→ **EXERCISE OBJECTIVE**
Transcribe the entries that follow exactly as they appear, minus pictures.

Extracts from a graphics dataset:
^^^^

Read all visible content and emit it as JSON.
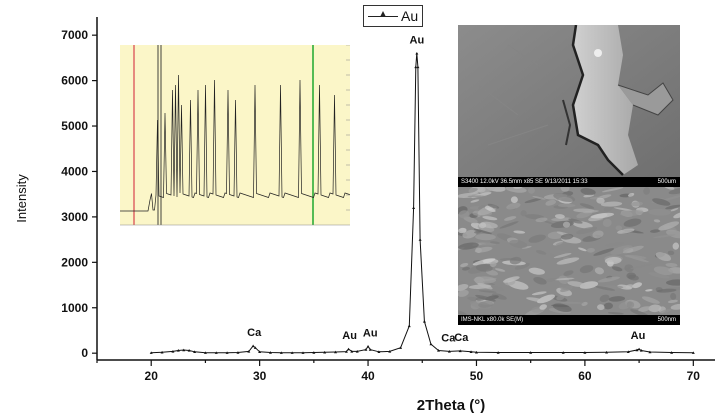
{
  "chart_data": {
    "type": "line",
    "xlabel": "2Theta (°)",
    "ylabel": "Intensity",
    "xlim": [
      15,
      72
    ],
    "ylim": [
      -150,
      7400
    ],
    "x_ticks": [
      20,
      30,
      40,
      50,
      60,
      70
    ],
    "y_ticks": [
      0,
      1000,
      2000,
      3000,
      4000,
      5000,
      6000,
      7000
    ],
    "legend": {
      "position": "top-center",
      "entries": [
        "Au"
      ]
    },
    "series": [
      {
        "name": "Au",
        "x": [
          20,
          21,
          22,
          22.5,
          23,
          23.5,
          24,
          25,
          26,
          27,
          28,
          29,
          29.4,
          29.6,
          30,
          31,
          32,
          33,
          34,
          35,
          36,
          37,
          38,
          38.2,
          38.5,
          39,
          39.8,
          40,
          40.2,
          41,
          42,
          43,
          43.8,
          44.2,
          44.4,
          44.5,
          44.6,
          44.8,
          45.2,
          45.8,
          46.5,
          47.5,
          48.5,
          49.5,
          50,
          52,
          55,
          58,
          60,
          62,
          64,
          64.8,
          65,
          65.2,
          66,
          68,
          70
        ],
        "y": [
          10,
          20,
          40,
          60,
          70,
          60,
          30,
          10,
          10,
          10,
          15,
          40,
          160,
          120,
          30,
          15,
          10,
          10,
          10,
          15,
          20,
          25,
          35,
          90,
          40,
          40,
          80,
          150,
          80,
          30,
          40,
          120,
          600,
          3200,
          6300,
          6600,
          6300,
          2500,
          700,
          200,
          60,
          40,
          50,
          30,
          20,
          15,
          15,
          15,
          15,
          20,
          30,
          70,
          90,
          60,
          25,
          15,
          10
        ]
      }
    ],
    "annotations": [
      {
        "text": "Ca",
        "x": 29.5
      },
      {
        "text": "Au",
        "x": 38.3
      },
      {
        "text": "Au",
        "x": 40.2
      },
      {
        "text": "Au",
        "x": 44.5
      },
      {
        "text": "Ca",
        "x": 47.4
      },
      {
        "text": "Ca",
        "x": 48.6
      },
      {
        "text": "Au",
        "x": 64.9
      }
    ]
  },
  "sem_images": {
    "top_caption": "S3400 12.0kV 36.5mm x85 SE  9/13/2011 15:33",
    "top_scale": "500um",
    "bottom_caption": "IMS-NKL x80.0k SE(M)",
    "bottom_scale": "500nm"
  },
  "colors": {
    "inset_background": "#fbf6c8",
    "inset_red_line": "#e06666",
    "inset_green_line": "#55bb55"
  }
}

^^^^

→ **REPLY TO THE EXERCISE**
Read all visible content and emit it as JSON.
{
  "chart_data": {
    "type": "line",
    "xlabel": "2Theta (°)",
    "ylabel": "Intensity",
    "xlim": [
      15,
      72
    ],
    "ylim": [
      -150,
      7400
    ],
    "x_ticks": [
      20,
      30,
      40,
      50,
      60,
      70
    ],
    "y_ticks": [
      0,
      1000,
      2000,
      3000,
      4000,
      5000,
      6000,
      7000
    ],
    "legend": {
      "position": "top-center",
      "entries": [
        "Au"
      ]
    },
    "series": [
      {
        "name": "Au",
        "x": [
          20,
          21,
          22,
          22.5,
          23,
          23.5,
          24,
          25,
          26,
          27,
          28,
          29,
          29.4,
          29.6,
          30,
          31,
          32,
          33,
          34,
          35,
          36,
          37,
          38,
          38.2,
          38.5,
          39,
          39.8,
          40,
          40.2,
          41,
          42,
          43,
          43.8,
          44.2,
          44.4,
          44.5,
          44.6,
          44.8,
          45.2,
          45.8,
          46.5,
          47.5,
          48.5,
          49.5,
          50,
          52,
          55,
          58,
          60,
          62,
          64,
          64.8,
          65,
          65.2,
          66,
          68,
          70
        ],
        "y": [
          10,
          20,
          40,
          60,
          70,
          60,
          30,
          10,
          10,
          10,
          15,
          40,
          160,
          120,
          30,
          15,
          10,
          10,
          10,
          15,
          20,
          25,
          35,
          90,
          40,
          40,
          80,
          150,
          80,
          30,
          40,
          120,
          600,
          3200,
          6300,
          6600,
          6300,
          2500,
          700,
          200,
          60,
          40,
          50,
          30,
          20,
          15,
          15,
          15,
          15,
          20,
          30,
          70,
          90,
          60,
          25,
          15,
          10
        ]
      }
    ],
    "annotations": [
      {
        "text": "Ca",
        "x": 29.5
      },
      {
        "text": "Au",
        "x": 38.3
      },
      {
        "text": "Au",
        "x": 40.2
      },
      {
        "text": "Au",
        "x": 44.5
      },
      {
        "text": "Ca",
        "x": 47.4
      },
      {
        "text": "Ca",
        "x": 48.6
      },
      {
        "text": "Au",
        "x": 64.9
      }
    ]
  },
  "sem_images": {
    "top_caption": "S3400 12.0kV 36.5mm x85 SE  9/13/2011 15:33",
    "top_scale": "500um",
    "bottom_caption": "IMS-NKL x80.0k SE(M)",
    "bottom_scale": "500nm"
  },
  "colors": {
    "inset_background": "#fbf6c8",
    "inset_red_line": "#e06666",
    "inset_green_line": "#55bb55"
  }
}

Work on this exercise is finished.